What is asked: Reproduce the entire listing word for word.

_ _ _ _ _ _ _

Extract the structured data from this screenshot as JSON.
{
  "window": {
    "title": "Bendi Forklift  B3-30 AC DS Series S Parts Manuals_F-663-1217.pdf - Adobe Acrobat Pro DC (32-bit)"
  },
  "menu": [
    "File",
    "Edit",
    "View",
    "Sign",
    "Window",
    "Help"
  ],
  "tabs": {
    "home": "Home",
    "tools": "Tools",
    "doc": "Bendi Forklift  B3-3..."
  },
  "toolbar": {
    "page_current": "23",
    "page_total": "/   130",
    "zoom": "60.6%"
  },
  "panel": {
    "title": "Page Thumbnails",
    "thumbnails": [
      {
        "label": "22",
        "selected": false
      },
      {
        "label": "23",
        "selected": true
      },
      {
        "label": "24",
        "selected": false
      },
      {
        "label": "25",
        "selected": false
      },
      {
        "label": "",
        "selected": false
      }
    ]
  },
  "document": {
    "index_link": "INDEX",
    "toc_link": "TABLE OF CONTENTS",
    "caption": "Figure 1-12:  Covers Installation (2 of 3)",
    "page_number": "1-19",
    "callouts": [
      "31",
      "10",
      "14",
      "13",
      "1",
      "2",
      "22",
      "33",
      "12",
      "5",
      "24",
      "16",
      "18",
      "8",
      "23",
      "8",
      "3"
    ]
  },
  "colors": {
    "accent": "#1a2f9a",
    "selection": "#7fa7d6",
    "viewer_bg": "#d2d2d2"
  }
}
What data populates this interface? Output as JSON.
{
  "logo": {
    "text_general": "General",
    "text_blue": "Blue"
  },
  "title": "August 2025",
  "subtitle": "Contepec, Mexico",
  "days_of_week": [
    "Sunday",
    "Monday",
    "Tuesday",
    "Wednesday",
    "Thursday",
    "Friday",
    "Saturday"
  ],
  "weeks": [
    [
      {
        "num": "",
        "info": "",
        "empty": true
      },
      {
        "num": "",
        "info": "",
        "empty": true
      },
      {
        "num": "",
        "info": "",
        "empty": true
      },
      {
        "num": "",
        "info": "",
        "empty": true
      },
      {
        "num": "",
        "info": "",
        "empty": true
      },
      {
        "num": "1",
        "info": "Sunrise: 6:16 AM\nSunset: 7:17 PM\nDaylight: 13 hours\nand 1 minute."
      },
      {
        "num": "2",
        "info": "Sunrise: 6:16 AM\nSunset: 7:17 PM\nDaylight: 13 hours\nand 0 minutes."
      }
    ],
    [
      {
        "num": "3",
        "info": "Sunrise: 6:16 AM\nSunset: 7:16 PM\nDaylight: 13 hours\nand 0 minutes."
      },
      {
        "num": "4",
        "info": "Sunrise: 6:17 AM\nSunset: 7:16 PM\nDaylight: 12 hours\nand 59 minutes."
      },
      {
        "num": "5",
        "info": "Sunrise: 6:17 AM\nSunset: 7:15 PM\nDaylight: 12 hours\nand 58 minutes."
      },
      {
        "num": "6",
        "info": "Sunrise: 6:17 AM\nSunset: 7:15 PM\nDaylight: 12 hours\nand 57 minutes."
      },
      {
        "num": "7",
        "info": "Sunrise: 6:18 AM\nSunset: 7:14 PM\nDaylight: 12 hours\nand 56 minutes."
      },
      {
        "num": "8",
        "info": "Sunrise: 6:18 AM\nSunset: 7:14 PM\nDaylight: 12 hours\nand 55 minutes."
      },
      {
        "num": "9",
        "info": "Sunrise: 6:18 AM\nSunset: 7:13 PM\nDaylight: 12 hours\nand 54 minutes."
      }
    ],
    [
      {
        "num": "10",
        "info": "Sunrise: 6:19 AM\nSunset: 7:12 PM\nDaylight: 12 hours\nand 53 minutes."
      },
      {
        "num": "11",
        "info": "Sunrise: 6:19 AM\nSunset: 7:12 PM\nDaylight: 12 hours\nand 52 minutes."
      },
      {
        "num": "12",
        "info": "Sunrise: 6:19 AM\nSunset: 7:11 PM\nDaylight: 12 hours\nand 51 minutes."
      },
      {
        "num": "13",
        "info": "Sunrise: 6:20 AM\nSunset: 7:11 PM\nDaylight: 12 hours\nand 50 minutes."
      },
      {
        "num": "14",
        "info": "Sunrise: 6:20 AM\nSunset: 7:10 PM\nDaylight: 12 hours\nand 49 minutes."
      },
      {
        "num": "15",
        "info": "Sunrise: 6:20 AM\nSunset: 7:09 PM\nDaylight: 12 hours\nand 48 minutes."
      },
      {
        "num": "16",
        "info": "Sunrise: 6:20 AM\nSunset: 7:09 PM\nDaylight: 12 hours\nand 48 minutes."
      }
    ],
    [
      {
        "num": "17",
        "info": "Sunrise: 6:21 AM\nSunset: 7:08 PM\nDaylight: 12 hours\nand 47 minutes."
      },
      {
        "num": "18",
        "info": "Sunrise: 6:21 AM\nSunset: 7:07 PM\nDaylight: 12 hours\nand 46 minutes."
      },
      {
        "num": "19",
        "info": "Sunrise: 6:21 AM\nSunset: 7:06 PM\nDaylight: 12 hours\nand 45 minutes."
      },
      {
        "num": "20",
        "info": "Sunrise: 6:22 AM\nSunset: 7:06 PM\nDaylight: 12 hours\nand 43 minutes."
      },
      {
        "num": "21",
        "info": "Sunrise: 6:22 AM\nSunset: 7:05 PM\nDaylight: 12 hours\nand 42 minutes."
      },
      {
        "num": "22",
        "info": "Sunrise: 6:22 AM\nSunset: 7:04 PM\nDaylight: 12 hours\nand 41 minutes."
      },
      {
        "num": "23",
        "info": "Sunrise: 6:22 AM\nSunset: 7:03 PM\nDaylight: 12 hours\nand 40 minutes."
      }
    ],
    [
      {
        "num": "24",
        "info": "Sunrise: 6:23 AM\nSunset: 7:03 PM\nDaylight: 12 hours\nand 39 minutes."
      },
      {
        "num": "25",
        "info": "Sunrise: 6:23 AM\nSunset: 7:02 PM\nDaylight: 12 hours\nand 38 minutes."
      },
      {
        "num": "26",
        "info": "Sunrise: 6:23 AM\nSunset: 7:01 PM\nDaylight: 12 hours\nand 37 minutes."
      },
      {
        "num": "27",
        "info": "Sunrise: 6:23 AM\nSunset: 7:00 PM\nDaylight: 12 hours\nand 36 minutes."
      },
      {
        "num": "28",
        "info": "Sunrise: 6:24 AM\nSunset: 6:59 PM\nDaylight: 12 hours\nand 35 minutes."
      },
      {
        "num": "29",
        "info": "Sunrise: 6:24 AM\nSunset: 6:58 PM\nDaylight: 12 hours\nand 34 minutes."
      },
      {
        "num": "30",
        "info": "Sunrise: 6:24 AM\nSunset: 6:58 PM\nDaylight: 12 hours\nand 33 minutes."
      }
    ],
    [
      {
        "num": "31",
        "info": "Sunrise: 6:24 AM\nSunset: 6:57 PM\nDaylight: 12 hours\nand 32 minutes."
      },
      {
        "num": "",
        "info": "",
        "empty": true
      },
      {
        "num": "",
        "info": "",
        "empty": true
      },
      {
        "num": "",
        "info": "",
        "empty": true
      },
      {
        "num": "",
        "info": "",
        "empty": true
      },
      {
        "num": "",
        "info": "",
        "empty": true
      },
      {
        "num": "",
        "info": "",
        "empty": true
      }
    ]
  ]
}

_ _ _ _ _ _ _

Problem solution:
Extract the structured data from this screenshot as JSON.
{
  "window": {
    "title": "Bendi Forklift  B3-30 AC DS Series S Parts Manuals_F-663-1217.pdf - Adobe Acrobat Pro DC (32-bit)"
  },
  "menu": [
    "File",
    "Edit",
    "View",
    "Sign",
    "Window",
    "Help"
  ],
  "tabs": {
    "home": "Home",
    "tools": "Tools",
    "doc": "Bendi Forklift  B3-3..."
  },
  "toolbar": {
    "page_current": "23",
    "page_total": "/   130",
    "zoom": "60.6%"
  },
  "panel": {
    "title": "Page Thumbnails",
    "thumbnails": [
      {
        "label": "22",
        "selected": false
      },
      {
        "label": "23",
        "selected": true
      },
      {
        "label": "24",
        "selected": false
      },
      {
        "label": "25",
        "selected": false
      },
      {
        "label": "",
        "selected": false
      }
    ]
  },
  "document": {
    "index_link": "INDEX",
    "toc_link": "TABLE OF CONTENTS",
    "caption": "Figure 1-12:  Covers Installation (2 of 3)",
    "page_number": "1-19",
    "callouts": [
      "31",
      "10",
      "14",
      "13",
      "1",
      "2",
      "22",
      "33",
      "12",
      "5",
      "24",
      "16",
      "18",
      "8",
      "23",
      "8",
      "3"
    ]
  },
  "colors": {
    "accent": "#1a2f9a",
    "selection": "#7fa7d6",
    "viewer_bg": "#d2d2d2"
  }
}
What data populates this interface? Output as JSON.
{
  "logo": {
    "text_general": "General",
    "text_blue": "Blue"
  },
  "title": "August 2025",
  "subtitle": "Contepec, Mexico",
  "days_of_week": [
    "Sunday",
    "Monday",
    "Tuesday",
    "Wednesday",
    "Thursday",
    "Friday",
    "Saturday"
  ],
  "weeks": [
    [
      {
        "num": "",
        "info": "",
        "empty": true
      },
      {
        "num": "",
        "info": "",
        "empty": true
      },
      {
        "num": "",
        "info": "",
        "empty": true
      },
      {
        "num": "",
        "info": "",
        "empty": true
      },
      {
        "num": "",
        "info": "",
        "empty": true
      },
      {
        "num": "1",
        "info": "Sunrise: 6:16 AM\nSunset: 7:17 PM\nDaylight: 13 hours\nand 1 minute."
      },
      {
        "num": "2",
        "info": "Sunrise: 6:16 AM\nSunset: 7:17 PM\nDaylight: 13 hours\nand 0 minutes."
      }
    ],
    [
      {
        "num": "3",
        "info": "Sunrise: 6:16 AM\nSunset: 7:16 PM\nDaylight: 13 hours\nand 0 minutes."
      },
      {
        "num": "4",
        "info": "Sunrise: 6:17 AM\nSunset: 7:16 PM\nDaylight: 12 hours\nand 59 minutes."
      },
      {
        "num": "5",
        "info": "Sunrise: 6:17 AM\nSunset: 7:15 PM\nDaylight: 12 hours\nand 58 minutes."
      },
      {
        "num": "6",
        "info": "Sunrise: 6:17 AM\nSunset: 7:15 PM\nDaylight: 12 hours\nand 57 minutes."
      },
      {
        "num": "7",
        "info": "Sunrise: 6:18 AM\nSunset: 7:14 PM\nDaylight: 12 hours\nand 56 minutes."
      },
      {
        "num": "8",
        "info": "Sunrise: 6:18 AM\nSunset: 7:14 PM\nDaylight: 12 hours\nand 55 minutes."
      },
      {
        "num": "9",
        "info": "Sunrise: 6:18 AM\nSunset: 7:13 PM\nDaylight: 12 hours\nand 54 minutes."
      }
    ],
    [
      {
        "num": "10",
        "info": "Sunrise: 6:19 AM\nSunset: 7:12 PM\nDaylight: 12 hours\nand 53 minutes."
      },
      {
        "num": "11",
        "info": "Sunrise: 6:19 AM\nSunset: 7:12 PM\nDaylight: 12 hours\nand 52 minutes."
      },
      {
        "num": "12",
        "info": "Sunrise: 6:19 AM\nSunset: 7:11 PM\nDaylight: 12 hours\nand 51 minutes."
      },
      {
        "num": "13",
        "info": "Sunrise: 6:20 AM\nSunset: 7:11 PM\nDaylight: 12 hours\nand 50 minutes."
      },
      {
        "num": "14",
        "info": "Sunrise: 6:20 AM\nSunset: 7:10 PM\nDaylight: 12 hours\nand 49 minutes."
      },
      {
        "num": "15",
        "info": "Sunrise: 6:20 AM\nSunset: 7:09 PM\nDaylight: 12 hours\nand 48 minutes."
      },
      {
        "num": "16",
        "info": "Sunrise: 6:20 AM\nSunset: 7:09 PM\nDaylight: 12 hours\nand 48 minutes."
      }
    ],
    [
      {
        "num": "17",
        "info": "Sunrise: 6:21 AM\nSunset: 7:08 PM\nDaylight: 12 hours\nand 47 minutes."
      },
      {
        "num": "18",
        "info": "Sunrise: 6:21 AM\nSunset: 7:07 PM\nDaylight: 12 hours\nand 46 minutes."
      },
      {
        "num": "19",
        "info": "Sunrise: 6:21 AM\nSunset: 7:06 PM\nDaylight: 12 hours\nand 45 minutes."
      },
      {
        "num": "20",
        "info": "Sunrise: 6:22 AM\nSunset: 7:06 PM\nDaylight: 12 hours\nand 43 minutes."
      },
      {
        "num": "21",
        "info": "Sunrise: 6:22 AM\nSunset: 7:05 PM\nDaylight: 12 hours\nand 42 minutes."
      },
      {
        "num": "22",
        "info": "Sunrise: 6:22 AM\nSunset: 7:04 PM\nDaylight: 12 hours\nand 41 minutes."
      },
      {
        "num": "23",
        "info": "Sunrise: 6:22 AM\nSunset: 7:03 PM\nDaylight: 12 hours\nand 40 minutes."
      }
    ],
    [
      {
        "num": "24",
        "info": "Sunrise: 6:23 AM\nSunset: 7:03 PM\nDaylight: 12 hours\nand 39 minutes."
      },
      {
        "num": "25",
        "info": "Sunrise: 6:23 AM\nSunset: 7:02 PM\nDaylight: 12 hours\nand 38 minutes."
      },
      {
        "num": "26",
        "info": "Sunrise: 6:23 AM\nSunset: 7:01 PM\nDaylight: 12 hours\nand 37 minutes."
      },
      {
        "num": "27",
        "info": "Sunrise: 6:23 AM\nSunset: 7:00 PM\nDaylight: 12 hours\nand 36 minutes."
      },
      {
        "num": "28",
        "info": "Sunrise: 6:24 AM\nSunset: 6:59 PM\nDaylight: 12 hours\nand 35 minutes."
      },
      {
        "num": "29",
        "info": "Sunrise: 6:24 AM\nSunset: 6:58 PM\nDaylight: 12 hours\nand 34 minutes."
      },
      {
        "num": "30",
        "info": "Sunrise: 6:24 AM\nSunset: 6:58 PM\nDaylight: 12 hours\nand 33 minutes."
      }
    ],
    [
      {
        "num": "31",
        "info": "Sunrise: 6:24 AM\nSunset: 6:57 PM\nDaylight: 12 hours\nand 32 minutes."
      },
      {
        "num": "",
        "info": "",
        "empty": true
      },
      {
        "num": "",
        "info": "",
        "empty": true
      },
      {
        "num": "",
        "info": "",
        "empty": true
      },
      {
        "num": "",
        "info": "",
        "empty": true
      },
      {
        "num": "",
        "info": "",
        "empty": true
      },
      {
        "num": "",
        "info": "",
        "empty": true
      }
    ]
  ]
}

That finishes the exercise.